● **The task**: Write out each line from the data below that includes the word "JSON".

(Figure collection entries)
* start *
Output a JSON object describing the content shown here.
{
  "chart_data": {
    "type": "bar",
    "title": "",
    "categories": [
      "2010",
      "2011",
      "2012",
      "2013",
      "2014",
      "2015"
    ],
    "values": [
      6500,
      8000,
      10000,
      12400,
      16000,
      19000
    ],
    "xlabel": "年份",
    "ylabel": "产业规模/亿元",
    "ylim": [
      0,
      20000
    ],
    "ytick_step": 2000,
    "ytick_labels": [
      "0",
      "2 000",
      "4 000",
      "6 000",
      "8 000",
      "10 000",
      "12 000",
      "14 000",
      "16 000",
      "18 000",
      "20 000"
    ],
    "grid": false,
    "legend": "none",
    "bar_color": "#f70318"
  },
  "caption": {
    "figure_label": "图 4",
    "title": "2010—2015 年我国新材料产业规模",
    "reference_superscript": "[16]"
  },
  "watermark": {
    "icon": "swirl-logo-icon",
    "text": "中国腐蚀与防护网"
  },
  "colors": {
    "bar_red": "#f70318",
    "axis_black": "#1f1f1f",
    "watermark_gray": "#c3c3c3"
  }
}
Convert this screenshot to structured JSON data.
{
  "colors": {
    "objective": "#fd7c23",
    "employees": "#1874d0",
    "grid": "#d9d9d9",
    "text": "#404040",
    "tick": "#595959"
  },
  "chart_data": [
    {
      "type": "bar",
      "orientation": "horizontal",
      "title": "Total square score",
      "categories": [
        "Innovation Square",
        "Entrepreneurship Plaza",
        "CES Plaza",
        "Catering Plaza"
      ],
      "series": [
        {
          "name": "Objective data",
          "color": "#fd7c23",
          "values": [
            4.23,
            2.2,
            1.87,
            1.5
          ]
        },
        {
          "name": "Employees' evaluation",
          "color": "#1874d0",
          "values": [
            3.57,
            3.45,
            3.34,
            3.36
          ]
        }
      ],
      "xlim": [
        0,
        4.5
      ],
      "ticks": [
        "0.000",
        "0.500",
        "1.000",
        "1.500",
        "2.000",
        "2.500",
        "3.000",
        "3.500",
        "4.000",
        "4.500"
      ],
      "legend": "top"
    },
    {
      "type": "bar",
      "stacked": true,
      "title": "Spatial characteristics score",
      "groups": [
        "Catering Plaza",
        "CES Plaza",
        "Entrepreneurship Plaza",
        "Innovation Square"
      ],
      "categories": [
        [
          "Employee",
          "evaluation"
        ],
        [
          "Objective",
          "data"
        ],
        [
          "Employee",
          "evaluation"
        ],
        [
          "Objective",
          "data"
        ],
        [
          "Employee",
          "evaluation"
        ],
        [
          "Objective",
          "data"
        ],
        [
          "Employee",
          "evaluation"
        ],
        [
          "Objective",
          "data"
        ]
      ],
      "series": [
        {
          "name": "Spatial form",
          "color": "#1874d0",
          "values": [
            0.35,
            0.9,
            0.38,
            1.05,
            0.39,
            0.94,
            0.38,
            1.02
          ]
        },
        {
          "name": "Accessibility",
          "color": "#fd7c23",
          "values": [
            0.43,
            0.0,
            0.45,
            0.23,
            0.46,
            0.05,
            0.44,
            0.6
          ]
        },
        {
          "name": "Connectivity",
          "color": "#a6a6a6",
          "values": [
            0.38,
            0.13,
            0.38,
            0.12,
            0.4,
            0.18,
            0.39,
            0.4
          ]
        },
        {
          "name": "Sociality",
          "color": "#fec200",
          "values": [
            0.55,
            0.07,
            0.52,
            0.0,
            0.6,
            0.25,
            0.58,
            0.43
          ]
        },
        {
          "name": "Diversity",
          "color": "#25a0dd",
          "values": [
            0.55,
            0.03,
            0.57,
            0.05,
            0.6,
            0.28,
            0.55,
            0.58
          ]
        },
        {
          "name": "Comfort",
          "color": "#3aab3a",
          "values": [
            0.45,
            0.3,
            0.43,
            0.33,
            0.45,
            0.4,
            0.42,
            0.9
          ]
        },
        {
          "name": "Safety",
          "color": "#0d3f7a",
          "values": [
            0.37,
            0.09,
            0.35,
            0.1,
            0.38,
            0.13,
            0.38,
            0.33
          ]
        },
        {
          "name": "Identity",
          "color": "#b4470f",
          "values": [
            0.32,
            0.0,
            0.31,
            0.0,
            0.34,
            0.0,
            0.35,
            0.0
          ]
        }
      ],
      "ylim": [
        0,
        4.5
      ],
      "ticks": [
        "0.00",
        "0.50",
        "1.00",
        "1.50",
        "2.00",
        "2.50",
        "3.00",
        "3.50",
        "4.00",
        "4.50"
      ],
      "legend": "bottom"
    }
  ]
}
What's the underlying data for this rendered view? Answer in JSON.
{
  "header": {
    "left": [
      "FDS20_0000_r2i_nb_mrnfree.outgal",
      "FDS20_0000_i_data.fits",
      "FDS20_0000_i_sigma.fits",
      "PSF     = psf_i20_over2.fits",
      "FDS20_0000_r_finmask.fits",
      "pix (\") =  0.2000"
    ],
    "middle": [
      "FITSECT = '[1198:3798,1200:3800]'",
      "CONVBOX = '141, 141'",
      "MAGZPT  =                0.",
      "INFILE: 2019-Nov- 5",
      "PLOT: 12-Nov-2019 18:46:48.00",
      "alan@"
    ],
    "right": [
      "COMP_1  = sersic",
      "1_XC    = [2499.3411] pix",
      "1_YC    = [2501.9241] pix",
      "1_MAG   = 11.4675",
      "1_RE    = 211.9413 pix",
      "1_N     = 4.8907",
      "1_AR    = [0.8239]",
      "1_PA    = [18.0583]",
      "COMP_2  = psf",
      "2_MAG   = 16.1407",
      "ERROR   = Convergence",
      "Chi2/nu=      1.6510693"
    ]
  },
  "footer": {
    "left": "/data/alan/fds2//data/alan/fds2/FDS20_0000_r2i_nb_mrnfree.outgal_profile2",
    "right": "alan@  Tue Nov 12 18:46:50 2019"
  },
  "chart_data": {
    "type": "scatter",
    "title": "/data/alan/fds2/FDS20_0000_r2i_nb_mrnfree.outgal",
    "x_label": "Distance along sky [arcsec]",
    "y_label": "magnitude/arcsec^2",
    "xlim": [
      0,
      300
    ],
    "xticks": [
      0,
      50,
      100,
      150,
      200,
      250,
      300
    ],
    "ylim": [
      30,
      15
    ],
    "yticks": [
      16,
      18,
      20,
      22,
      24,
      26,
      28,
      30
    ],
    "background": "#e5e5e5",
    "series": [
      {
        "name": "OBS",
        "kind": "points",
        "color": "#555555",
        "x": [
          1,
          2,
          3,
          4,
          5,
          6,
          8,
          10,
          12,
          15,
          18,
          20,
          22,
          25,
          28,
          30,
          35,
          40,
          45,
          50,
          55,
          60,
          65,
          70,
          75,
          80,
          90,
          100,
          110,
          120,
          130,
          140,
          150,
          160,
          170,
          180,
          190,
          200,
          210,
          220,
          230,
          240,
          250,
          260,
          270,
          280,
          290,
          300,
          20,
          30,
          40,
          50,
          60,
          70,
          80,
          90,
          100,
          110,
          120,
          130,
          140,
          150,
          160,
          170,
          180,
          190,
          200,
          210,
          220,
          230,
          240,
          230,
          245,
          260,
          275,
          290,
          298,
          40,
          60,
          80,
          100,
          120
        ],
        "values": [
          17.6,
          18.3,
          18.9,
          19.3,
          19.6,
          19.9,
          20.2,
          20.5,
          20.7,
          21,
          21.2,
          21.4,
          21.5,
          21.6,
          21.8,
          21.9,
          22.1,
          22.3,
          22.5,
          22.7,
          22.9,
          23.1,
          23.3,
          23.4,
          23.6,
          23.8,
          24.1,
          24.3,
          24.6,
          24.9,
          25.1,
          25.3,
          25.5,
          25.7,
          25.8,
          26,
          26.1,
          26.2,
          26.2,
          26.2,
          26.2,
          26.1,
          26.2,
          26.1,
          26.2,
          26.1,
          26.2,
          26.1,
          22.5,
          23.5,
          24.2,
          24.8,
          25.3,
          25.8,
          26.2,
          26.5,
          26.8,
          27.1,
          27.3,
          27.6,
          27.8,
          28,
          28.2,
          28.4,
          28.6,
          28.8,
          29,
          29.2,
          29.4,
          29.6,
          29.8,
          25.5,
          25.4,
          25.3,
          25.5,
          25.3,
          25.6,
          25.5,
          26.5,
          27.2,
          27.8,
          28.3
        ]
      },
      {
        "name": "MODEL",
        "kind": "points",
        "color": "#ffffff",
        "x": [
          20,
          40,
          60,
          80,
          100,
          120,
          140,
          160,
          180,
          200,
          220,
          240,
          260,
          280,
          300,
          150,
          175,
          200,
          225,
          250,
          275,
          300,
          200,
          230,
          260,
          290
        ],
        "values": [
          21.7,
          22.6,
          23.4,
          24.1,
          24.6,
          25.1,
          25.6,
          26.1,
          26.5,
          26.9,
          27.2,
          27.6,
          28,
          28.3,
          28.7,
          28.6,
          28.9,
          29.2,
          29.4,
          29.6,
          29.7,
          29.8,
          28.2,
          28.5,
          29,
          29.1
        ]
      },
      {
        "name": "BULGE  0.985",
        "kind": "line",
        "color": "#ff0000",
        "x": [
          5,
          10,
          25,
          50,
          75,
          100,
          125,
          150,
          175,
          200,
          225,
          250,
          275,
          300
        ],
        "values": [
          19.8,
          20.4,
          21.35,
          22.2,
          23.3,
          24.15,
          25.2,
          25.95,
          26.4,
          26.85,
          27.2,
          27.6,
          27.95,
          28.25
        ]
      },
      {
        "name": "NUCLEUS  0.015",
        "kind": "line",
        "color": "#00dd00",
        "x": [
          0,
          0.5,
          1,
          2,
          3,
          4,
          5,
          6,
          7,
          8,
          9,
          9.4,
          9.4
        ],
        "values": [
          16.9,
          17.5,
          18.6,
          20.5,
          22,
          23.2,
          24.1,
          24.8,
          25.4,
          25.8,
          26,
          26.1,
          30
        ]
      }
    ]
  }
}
* end *
● **Exercise solution**:
Output a JSON object describing the content shown here.
Convert this screenshot to structured JSON data.
What's the underlying data for this rendered view? Answer in JSON.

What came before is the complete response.